DOCUMENT -

'''

In many circles, there is a widespread belief that globalization has destroyed U.S. manufacturing and that unfair foreign competition has eaten away at the domestic market share of American companies.

In our analysis of the trend We Can Reignite America's Manufacturing Engine, we identified five factors or levers that can be used to reignite the engine of U.S. manufacturing. Those factors are:

  1. Exploiting our close proximity to huge markets.
  2. Leveraging our unique understanding of those markets.
  3. Fully utilizing the capabilities of our state-of-the-art technology.
  4. Making use of the proven superiority of American management.
  5. Taking strategic advantage of the shrinking gap in U.S. labor costs relative to China

Fortunately, in the most strategic industries, leveraging these factors can still propel the U.S. back to its position as the world leader in manufacturing.

In fact, the real reason why U.S. manufacturing has lost ground to foreign competitors hasn't been globalization; instead, the problem has been the failure to quickly and fully exploit the five advantages. When their potential is unleashed, globalization will be seen by American manufacturers as an opportunity rather than a threat.

'''

REQUIRED TASK A -
Render part of the listing as a Markdown table with the columns "Row" and "Line," leaving out blank lines. Begin at the first line of the listing and stop after the line that has "data-label: 0 <box>330 597 345 606</box>".
The passage on U.S. manufacturing and the listing after it were taken from unrelated sources.

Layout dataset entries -
'''

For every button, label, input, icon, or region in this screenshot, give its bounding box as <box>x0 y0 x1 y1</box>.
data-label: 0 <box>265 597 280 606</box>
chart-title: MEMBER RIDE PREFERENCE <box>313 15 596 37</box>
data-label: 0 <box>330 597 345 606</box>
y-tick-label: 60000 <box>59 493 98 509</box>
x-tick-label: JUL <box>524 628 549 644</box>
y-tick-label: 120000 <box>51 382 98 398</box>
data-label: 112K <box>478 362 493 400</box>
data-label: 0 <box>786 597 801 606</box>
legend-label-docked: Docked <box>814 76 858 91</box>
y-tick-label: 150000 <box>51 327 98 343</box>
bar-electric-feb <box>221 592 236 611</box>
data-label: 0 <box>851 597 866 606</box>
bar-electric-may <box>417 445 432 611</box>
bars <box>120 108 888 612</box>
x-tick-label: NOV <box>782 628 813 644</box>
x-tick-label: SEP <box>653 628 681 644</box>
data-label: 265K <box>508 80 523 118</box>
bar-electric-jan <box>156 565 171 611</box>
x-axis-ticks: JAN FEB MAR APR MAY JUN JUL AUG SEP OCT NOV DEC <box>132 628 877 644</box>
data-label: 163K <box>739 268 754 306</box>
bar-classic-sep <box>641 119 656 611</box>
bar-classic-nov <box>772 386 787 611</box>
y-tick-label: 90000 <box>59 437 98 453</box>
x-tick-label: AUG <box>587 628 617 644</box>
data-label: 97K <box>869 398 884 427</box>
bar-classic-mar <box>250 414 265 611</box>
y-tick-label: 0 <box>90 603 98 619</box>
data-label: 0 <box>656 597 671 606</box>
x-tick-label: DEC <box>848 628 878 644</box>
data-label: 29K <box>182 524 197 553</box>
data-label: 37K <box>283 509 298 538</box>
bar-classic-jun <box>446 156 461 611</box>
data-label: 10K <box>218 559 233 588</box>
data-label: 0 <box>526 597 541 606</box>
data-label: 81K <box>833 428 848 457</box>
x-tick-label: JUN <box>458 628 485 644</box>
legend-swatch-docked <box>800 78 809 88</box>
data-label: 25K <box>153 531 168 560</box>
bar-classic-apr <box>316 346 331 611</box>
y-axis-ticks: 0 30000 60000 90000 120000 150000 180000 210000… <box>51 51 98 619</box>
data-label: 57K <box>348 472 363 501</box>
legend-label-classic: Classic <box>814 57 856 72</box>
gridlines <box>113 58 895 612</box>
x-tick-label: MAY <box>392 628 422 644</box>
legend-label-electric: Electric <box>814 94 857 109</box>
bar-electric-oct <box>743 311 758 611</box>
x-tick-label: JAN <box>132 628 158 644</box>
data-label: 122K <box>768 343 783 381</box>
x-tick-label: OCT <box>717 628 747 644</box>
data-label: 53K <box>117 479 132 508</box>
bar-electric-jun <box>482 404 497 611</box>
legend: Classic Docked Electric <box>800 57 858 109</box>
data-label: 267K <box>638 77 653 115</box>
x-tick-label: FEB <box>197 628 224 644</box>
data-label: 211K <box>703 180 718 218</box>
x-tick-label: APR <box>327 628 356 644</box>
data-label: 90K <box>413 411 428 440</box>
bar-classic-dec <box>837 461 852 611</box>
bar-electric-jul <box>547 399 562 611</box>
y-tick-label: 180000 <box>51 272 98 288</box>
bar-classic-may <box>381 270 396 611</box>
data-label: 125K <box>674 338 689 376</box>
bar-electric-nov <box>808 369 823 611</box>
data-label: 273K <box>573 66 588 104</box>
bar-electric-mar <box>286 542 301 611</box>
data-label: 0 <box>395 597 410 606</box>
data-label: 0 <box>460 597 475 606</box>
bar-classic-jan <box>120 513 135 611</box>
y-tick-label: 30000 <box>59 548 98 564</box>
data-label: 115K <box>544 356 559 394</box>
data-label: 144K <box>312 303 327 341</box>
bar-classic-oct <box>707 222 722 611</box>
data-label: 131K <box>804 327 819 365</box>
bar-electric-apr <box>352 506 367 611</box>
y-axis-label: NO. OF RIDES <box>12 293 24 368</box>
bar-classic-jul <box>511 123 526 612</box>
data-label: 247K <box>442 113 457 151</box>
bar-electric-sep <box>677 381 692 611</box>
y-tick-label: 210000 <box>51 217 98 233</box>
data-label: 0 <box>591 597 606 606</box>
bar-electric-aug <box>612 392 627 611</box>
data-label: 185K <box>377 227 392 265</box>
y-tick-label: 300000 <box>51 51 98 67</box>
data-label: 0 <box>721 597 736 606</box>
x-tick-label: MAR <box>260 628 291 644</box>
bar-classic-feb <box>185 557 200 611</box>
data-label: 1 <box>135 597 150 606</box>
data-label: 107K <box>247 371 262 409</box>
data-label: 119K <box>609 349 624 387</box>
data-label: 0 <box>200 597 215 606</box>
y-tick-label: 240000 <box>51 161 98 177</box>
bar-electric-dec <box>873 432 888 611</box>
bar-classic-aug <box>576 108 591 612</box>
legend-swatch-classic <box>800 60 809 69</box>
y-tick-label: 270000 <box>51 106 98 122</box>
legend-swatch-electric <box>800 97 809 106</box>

'''

REQUIRED TASK B -
Set down the full passage on U.S. manufacturing word for word.

WRITTEN SOLUTION A -
| Row | Line |
|---|---|
| 1 | For every button, label, input, icon, or region in this screenshot, give its bounding box as <box>x0 y0 x1 y1</box>. |
| 2 | data-label: 0 <box>265 597 280 606</box> |
| 3 | chart-title: MEMBER RIDE PREFERENCE <box>313 15 596 37</box> |
| 4 | data-label: 0 <box>330 597 345 606</box> |

WRITTEN SOLUTION B -
In many circles, there is a widespread belief that globalization has destroyed U.S. manufacturing and that unfair foreign competition has eaten away at the domestic market share of American companies.

In our analysis of the trend We Can Reignite America's Manufacturing Engine, we identified five factors or levers that can be used to reignite the engine of U.S. manufacturing. Those factors are:

  1. Exploiting our close proximity to huge markets.
  2. Leveraging our unique understanding of those markets.
  3. Fully utilizing the capabilities of our state-of-the-art technology.
  4. Making use of the proven superiority of American management.
  5. Taking strategic advantage of the shrinking gap in U.S. labor costs relative to China

Fortunately, in the most strategic industries, leveraging these factors can still propel the U.S. back to its position as the world leader in manufacturing.

In fact, the real reason why U.S. manufacturing has lost ground to foreign competitors hasn't been globalization; instead, the problem has been the failure to quickly and fully exploit the five advantages. When their potential is unleashed, globalization will be seen by American manufacturers as an opportunity rather than a threat.